▶ **AUSGEWÄHLTER TEXTAUSZUG**
⁂

Freitag, 24. Juni 2011

Sieg über einen verbogenen Pfosten

Es ist schon komisch, dass man als Pensionierter und berufsmässiger Müssiggänger das Gefühl haben kann, Ferien echt verdient zu haben. Oder jedenfalls eine Atempause nach Ueberholungsarbeiten am Boot, die eine Achterbahn aus Frust, Glücksgefühl, Schwerarbeit und begangener oder auch nur knapp vermiedener Fehler waren. Nehmen wir als Beispiel den verbogenen Pfosten an Deck, dessen Auswechslung eine Sache von Minuten wäre. Wäre, wenn das Ding sich nicht total korrodiert präsentiert hätte und am Schluss nur eines blieb: der ganzen Anlage mit zwei verschiedenen Trennscheiben zu Leibe rücken, die mir Earl ausgeliehen hatte.

Der Kollege von Paul mit seinem unerschöpfplichen Arsenal an Maschinen erwies sich als wahrer Glücksfall an selbstverständlicher landestypischer Hilfsbereitschaft. Am Schluss scheiterte die Aktion aber beinahe noch an einem zu kurzen Schraubvorsatz. Doch nach dem Motto „Every project calls for new tools“ posteten wir bei „Ace“ einen sagenhaften Langschaft-Schraubvorsatz, von dessen Erfindung ich keine Ahnung hatte; Paul gab den entscheidenen Tipp. Wir fuhren gemeinsam zu „Ace“, kauften zwei Stück des Schrauberdings, setzten ihn in die Bohrmaschine ein – et voilà.
So verbringt man sein Leben. Und kann dereinst sagen, dass man einen Relingpfosten und dessen Halterung (siehe Bild) nach nicht endenwollendem Kampf besiegt hat. Die gesegelten Meilen verschwinden hinter solchen Leistungen – und das ist auch gut so. Denn – ich zitiere einen weitgereisten Skipper: „Ein bisschen Reffen kann jeder, wenn der Wind zunimmt, aber gut reparieren ist eine ganz andere Sache.“

So habe ich nun das Wochenende verdient, was überhaupt das beste ist bei meiner 5-Tages-Plackerei: Ich habe wieder einen Arbeitsrhythmus und ergo auch ein freies Wochenende. Und muss nicht mehr fragen, was heute für ein Tag sei, weil die Zeit auf See jeweils total unstrukturiert zerrinnt. Ein verbogener Pfosten hat also durchaus seine guten Seiten. Und der neue Pfosten in seiner Halterung sieht wirklich schön aus.

⁂

▶ **GESAMMELTE DATEN**
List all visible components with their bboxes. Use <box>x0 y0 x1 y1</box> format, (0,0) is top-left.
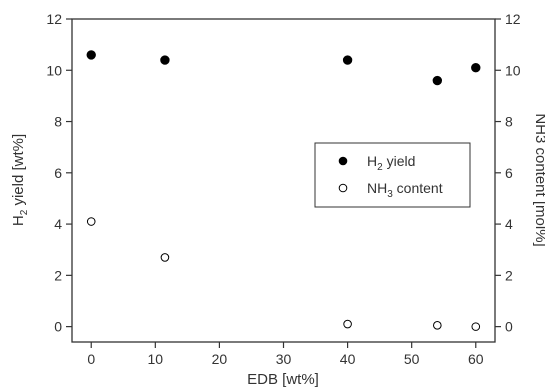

⁂

▶ **ZIELE**
1 > Wer hat laut dem Text über den verbogenen Pfosten die zwei verschiedenen Trennscheiben ausgeliehen?
2 > Gib aus dem Text über den verbogenen Pfosten das Stück von „So verbringt man“ bis „wirklich schön aus.“ wortgetreu aus.

▶ **LÖSUNGEN**
1 > Earl

2 >
So verbringt man sein Leben. Und kann dereinst sagen, dass man einen Relingpfosten und dessen Halterung (siehe Bild) nach nicht endenwollendem Kampf besiegt hat. Die gesegelten Meilen verschwinden hinter solchen Leistungen – und das ist auch gut so. Denn – ich zitiere einen weitgereisten Skipper: „Ein bisschen Reffen kann jeder, wenn der Wind zunimmt, aber gut reparieren ist eine ganz andere Sache.“

So habe ich nun das Wochenende verdient, was überhaupt das beste ist bei meiner 5-Tages-Plackerei: Ich habe wieder einen Arbeitsrhythmus und ergo auch ein freies Wochenende. Und muss nicht mehr fragen, was heute für ein Tag sei, weil die Zeit auf See jeweils total unstrukturiert zerrinnt. Ein verbogener Pfosten hat also durchaus seine guten Seiten. Und der neue Pfosten in seiner Halterung sieht wirklich schön aus.